- DIRECTIONS FOR THIS TASK -
Your task is to return, word for word, only the lines from the line with "Give me a plain-text" through the close of the data. Exclude all pictures.

Start of LISTING

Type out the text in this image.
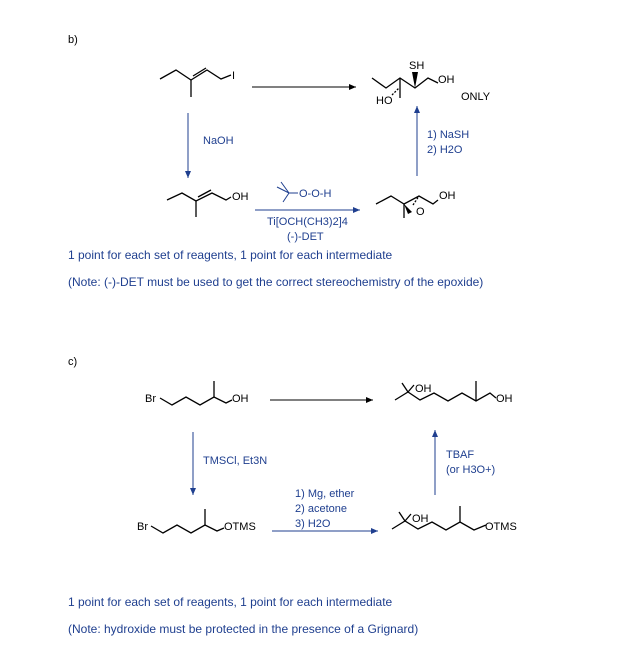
b)
I
SH
OH
HO	ONLY
NaOH
OH	O-O-H
Ti[OCH(CH3)2]4
(-)-DET
O
OH
1) NaSH
2) H2O
1 point for each set of reagents, 1 point for each intermediate
(Note: (-)-DET must be used to get the correct stereochemistry of the epoxide)
c)
Br	OH
OH
OH
TMSCl, Et3N
Br	OTMS
1) Mg, ether
2) acetone
3) H2O	OH
OTMS
TBAF
(or H3O+)
1 point for each set of reagents, 1 point for each intermediate
(Note: hydroxide must be protected in the presence of a Grignard)
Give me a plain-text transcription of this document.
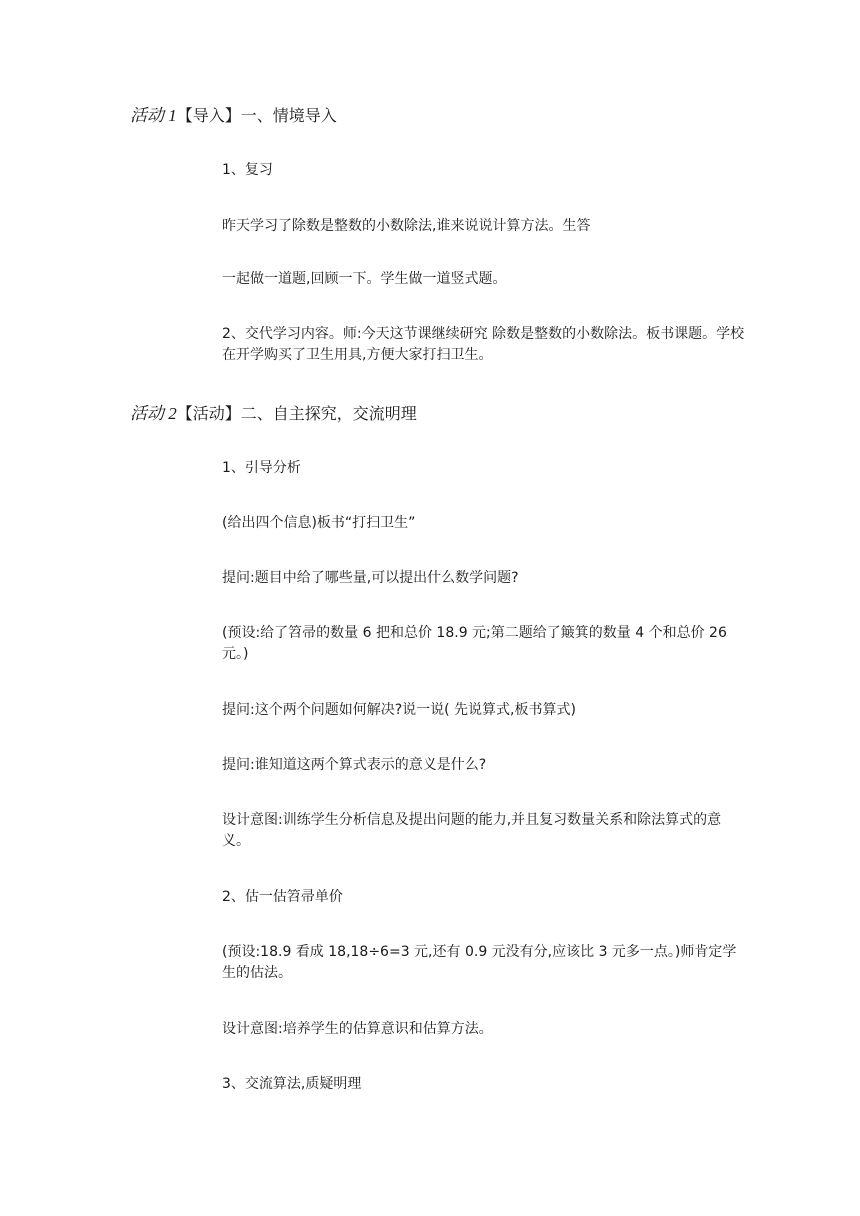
活动 1【导入】一、情境导入

1、复习

昨天学习了除数是整数的小数除法,谁来说说计算方法。生答

一起做一道题,回顾一下。学生做一道竖式题。

2、交代学习内容。师:今天这节课继续研究 除数是整数的小数除法。板书课题。学校在开学购买了卫生用具,方便大家打扫卫生。

活动 2【活动】二、自主探究，交流明理

1、引导分析

(给出四个信息)板书“打扫卫生”

提问:题目中给了哪些量,可以提出什么数学问题?

(预设:给了笤帚的数量 6 把和总价 18.9 元;第二题给了簸箕的数量 4 个和总价 26 元。)

提问:这个两个问题如何解决?说一说( 先说算式,板书算式)

提问:谁知道这两个算式表示的意义是什么?

设计意图:训练学生分析信息及提出问题的能力,并且复习数量关系和除法算式的意义。

2、估一估笤帚单价

(预设:18.9 看成 18,18÷6=3 元,还有 0.9 元没有分,应该比 3 元多一点。)师肯定学生的估法。

设计意图:培养学生的估算意识和估算方法。

3、交流算法,质疑明理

End of LISTING

- ANSWER TO THIS EXERCISE -
Give me a plain-text transcription of this document.
活动 1【导入】一、情境导入

1、复习

昨天学习了除数是整数的小数除法,谁来说说计算方法。生答

一起做一道题,回顾一下。学生做一道竖式题。

2、交代学习内容。师:今天这节课继续研究 除数是整数的小数除法。板书课题。学校在开学购买了卫生用具,方便大家打扫卫生。

活动 2【活动】二、自主探究，交流明理

1、引导分析

(给出四个信息)板书“打扫卫生”

提问:题目中给了哪些量,可以提出什么数学问题?

(预设:给了笤帚的数量 6 把和总价 18.9 元;第二题给了簸箕的数量 4 个和总价 26 元。)

提问:这个两个问题如何解决?说一说( 先说算式,板书算式)

提问:谁知道这两个算式表示的意义是什么?

设计意图:训练学生分析信息及提出问题的能力,并且复习数量关系和除法算式的意义。

2、估一估笤帚单价

(预设:18.9 看成 18,18÷6=3 元,还有 0.9 元没有分,应该比 3 元多一点。)师肯定学生的估法。

设计意图:培养学生的估算意识和估算方法。

3、交流算法,质疑明理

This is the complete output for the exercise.